# GOAL
Pick out each line containing the string "title".

--- START INPUT ROWS ---

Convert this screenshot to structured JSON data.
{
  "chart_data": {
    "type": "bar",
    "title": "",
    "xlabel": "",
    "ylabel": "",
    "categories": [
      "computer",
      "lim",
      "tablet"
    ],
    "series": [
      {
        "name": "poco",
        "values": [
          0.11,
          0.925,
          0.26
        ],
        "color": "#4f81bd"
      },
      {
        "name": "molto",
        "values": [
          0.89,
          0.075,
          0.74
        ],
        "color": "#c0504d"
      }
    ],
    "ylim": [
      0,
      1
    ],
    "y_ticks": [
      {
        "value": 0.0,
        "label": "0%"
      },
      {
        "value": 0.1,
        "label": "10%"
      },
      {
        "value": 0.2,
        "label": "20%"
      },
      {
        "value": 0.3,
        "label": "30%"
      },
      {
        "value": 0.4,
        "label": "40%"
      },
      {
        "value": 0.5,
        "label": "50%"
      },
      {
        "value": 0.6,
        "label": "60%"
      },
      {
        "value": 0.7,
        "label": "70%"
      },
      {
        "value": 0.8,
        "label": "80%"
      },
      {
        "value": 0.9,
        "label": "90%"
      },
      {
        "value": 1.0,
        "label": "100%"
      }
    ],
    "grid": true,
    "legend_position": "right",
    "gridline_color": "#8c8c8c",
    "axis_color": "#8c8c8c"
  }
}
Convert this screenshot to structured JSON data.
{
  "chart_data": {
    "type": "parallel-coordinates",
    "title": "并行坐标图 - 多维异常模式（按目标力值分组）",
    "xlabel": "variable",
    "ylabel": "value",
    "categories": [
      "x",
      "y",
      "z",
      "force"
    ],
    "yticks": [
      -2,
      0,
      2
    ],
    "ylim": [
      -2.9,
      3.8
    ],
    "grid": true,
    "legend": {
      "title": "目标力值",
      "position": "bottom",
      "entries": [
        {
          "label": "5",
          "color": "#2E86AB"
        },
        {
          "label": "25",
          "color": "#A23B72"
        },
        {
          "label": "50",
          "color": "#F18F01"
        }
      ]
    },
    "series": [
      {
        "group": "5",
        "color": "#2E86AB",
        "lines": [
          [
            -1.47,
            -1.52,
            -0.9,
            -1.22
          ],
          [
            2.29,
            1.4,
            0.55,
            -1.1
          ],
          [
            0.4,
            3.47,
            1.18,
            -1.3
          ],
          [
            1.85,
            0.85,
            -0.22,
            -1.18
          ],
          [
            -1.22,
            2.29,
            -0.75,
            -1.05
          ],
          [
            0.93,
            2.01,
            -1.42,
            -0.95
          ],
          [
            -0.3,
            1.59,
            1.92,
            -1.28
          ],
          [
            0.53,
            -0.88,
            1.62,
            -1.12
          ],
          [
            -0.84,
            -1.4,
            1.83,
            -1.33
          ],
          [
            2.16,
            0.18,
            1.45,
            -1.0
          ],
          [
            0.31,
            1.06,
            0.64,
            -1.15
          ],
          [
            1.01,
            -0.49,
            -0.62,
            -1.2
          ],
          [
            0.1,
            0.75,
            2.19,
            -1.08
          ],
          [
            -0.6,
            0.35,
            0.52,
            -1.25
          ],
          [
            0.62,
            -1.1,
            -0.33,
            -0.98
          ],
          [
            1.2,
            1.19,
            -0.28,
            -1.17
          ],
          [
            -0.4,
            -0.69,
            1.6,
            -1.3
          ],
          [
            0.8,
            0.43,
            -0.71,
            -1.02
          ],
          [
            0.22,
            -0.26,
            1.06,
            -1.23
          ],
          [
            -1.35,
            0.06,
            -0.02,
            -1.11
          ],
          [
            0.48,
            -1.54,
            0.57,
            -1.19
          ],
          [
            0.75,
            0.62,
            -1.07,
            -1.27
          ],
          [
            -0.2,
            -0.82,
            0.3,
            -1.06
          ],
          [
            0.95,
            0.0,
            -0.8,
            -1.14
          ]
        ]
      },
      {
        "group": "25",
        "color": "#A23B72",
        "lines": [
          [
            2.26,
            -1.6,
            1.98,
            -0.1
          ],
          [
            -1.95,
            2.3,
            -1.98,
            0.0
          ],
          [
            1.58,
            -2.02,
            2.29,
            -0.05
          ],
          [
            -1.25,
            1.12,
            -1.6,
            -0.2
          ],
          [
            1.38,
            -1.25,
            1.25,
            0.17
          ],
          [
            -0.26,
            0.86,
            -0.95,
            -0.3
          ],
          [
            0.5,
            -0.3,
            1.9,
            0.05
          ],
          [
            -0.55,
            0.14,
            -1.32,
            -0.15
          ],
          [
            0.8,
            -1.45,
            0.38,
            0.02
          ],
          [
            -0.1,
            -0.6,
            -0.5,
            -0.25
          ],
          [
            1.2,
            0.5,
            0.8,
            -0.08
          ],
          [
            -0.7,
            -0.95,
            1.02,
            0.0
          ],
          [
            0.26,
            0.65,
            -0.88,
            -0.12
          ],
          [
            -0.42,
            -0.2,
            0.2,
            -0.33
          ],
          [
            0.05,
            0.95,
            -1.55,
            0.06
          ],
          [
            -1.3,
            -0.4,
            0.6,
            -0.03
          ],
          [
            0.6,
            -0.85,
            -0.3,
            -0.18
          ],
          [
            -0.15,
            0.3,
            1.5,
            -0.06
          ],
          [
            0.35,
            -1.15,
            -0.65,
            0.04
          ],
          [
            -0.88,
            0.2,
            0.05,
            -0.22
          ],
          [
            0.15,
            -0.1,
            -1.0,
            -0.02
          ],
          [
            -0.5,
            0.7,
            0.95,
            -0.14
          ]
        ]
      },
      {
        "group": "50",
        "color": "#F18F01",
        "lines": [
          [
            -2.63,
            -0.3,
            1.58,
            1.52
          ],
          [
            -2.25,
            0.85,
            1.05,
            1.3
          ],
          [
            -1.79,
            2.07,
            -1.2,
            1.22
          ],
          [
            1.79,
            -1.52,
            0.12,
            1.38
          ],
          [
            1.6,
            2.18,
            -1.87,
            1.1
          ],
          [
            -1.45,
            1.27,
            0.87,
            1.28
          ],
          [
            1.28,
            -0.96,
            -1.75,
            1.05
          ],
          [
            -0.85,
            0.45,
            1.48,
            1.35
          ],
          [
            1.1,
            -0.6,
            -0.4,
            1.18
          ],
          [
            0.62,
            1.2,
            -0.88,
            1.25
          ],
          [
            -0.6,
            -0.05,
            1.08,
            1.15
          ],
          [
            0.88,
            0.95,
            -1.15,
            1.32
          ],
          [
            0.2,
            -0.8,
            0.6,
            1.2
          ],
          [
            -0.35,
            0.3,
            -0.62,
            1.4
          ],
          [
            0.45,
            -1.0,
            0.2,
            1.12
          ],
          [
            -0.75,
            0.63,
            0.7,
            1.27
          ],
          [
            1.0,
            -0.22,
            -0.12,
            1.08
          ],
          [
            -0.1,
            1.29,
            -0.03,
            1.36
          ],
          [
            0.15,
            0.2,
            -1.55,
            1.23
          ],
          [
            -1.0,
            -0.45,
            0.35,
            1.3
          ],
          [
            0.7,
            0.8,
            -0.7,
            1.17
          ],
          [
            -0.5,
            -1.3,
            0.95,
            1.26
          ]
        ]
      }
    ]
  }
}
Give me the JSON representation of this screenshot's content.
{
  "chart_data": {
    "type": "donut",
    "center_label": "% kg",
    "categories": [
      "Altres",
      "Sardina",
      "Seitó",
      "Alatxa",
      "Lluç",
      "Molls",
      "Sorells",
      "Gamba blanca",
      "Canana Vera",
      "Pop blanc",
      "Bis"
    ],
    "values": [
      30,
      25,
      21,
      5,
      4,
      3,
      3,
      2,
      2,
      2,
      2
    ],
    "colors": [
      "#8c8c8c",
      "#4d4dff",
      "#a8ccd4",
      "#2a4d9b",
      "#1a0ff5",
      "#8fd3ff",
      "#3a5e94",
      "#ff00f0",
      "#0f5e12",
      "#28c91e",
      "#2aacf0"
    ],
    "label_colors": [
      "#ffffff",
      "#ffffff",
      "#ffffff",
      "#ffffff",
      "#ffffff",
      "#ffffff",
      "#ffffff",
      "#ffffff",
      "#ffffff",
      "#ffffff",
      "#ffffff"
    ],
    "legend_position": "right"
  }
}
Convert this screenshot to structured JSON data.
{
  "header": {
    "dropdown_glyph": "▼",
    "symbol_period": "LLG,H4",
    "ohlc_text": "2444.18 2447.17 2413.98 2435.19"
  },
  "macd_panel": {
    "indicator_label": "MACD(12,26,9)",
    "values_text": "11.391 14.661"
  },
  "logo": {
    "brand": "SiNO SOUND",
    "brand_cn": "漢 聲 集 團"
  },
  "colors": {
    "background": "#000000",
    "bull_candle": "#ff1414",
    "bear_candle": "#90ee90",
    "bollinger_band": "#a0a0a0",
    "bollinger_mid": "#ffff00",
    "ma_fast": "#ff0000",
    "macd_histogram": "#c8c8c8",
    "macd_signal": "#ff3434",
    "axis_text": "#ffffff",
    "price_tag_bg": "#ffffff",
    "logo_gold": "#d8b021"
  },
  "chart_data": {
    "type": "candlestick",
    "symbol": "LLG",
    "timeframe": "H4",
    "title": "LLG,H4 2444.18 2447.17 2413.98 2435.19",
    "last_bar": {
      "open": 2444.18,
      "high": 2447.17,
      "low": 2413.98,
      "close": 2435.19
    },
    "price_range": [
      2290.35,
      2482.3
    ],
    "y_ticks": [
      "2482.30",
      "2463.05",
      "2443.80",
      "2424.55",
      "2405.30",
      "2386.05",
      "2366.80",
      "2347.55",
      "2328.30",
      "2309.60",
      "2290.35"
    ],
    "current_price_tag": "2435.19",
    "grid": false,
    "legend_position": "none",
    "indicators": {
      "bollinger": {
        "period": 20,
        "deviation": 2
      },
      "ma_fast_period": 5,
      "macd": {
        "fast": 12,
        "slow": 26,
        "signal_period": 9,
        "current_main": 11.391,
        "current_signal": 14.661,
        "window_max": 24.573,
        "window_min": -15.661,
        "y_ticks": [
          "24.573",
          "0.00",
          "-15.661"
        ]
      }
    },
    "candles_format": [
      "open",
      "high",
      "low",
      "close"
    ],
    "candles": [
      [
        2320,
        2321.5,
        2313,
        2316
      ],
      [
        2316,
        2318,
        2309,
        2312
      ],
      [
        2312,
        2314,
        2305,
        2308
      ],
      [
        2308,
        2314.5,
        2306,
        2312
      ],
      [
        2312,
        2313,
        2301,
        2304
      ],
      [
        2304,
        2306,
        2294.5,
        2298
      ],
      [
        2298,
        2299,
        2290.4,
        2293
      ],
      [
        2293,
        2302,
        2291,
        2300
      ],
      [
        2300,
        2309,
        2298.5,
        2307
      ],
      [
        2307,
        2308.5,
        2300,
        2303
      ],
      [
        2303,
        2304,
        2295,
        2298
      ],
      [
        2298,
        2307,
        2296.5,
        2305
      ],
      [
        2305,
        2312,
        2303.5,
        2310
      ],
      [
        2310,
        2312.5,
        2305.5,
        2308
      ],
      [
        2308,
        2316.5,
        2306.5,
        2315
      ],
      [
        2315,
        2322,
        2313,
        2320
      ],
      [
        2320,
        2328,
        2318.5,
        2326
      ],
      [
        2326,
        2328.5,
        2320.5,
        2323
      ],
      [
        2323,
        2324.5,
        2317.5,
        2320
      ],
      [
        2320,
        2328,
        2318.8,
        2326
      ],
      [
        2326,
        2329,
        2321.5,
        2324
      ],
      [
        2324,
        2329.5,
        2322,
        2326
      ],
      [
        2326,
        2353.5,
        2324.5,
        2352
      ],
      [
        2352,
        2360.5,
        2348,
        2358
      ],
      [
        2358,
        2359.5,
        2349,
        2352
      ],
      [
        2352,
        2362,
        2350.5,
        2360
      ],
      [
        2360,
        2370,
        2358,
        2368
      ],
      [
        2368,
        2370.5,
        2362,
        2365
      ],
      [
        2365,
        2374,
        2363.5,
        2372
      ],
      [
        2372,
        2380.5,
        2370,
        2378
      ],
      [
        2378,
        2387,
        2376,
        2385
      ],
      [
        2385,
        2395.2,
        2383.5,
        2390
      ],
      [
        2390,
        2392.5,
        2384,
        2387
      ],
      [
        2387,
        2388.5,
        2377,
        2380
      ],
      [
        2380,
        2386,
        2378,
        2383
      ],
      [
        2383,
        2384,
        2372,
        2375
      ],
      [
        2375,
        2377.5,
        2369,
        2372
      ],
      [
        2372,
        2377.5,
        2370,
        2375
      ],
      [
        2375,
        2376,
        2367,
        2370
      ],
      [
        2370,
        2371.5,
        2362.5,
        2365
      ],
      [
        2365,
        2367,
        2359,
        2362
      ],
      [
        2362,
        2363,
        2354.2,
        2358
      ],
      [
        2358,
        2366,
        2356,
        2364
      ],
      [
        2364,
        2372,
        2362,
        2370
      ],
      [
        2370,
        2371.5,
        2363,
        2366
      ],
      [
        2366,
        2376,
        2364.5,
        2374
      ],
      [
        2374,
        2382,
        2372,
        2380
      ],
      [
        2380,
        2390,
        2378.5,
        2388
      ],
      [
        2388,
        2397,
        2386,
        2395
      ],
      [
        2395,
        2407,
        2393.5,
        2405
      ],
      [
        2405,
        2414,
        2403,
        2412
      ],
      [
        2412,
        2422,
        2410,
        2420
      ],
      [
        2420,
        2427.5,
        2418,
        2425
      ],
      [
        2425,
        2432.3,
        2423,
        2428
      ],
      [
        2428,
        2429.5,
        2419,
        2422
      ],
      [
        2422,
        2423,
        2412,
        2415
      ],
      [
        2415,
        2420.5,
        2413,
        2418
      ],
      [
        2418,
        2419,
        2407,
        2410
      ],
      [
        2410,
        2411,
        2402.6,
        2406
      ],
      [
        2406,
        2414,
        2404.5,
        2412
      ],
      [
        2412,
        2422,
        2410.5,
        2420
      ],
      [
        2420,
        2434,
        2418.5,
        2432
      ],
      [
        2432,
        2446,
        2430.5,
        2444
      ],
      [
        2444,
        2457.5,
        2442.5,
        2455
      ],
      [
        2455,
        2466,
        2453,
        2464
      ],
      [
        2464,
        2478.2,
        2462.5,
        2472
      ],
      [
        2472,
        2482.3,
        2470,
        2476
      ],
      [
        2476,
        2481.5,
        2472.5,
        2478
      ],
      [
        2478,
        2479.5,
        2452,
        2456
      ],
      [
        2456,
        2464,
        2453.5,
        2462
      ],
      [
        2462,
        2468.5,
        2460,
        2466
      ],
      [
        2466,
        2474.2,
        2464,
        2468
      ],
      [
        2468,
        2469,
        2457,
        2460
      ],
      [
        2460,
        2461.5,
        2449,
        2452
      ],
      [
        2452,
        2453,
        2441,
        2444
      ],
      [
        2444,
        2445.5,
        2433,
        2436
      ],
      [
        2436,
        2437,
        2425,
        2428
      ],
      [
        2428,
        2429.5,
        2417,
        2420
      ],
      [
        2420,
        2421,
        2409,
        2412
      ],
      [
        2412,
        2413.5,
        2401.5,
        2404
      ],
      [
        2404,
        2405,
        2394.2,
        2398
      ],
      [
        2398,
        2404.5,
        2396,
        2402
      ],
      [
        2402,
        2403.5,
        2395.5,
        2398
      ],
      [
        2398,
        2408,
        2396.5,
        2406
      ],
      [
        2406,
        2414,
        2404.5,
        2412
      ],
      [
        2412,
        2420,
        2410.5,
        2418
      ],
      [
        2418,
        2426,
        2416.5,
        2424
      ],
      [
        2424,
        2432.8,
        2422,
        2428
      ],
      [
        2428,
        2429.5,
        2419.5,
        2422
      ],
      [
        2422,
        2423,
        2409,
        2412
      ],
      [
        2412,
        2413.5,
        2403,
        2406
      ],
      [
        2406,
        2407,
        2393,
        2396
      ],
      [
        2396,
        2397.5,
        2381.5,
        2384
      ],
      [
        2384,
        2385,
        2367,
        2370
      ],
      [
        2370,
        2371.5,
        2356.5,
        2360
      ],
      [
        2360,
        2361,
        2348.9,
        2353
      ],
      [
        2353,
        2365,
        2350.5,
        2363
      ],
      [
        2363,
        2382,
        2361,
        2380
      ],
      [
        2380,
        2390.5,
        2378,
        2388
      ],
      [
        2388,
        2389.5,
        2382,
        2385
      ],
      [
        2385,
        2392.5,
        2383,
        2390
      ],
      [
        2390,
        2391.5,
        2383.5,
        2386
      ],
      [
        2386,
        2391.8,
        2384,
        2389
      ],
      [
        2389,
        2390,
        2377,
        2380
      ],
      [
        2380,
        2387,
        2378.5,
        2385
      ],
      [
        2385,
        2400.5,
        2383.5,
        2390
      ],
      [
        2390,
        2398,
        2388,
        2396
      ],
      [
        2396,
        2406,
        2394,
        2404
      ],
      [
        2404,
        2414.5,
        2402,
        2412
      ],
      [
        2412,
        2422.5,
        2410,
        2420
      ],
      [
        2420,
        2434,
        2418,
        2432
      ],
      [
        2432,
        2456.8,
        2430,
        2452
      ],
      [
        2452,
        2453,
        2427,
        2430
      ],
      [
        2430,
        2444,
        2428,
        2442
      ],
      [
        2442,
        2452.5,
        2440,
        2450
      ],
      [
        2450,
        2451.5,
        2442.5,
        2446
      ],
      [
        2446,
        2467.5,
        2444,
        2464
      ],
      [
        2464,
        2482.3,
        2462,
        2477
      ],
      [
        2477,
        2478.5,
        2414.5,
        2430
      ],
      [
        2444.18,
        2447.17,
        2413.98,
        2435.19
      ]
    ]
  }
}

--- END INPUT ROWS ---

# RESPONSE TO THE EXERCISE
    "title": "",
    "title": "并行坐标图 - 多维异常模式（按目标力值分组）",
      "title": "目标力值",
    "title": "LLG,H4 2444.18 2447.17 2413.98 2435.19",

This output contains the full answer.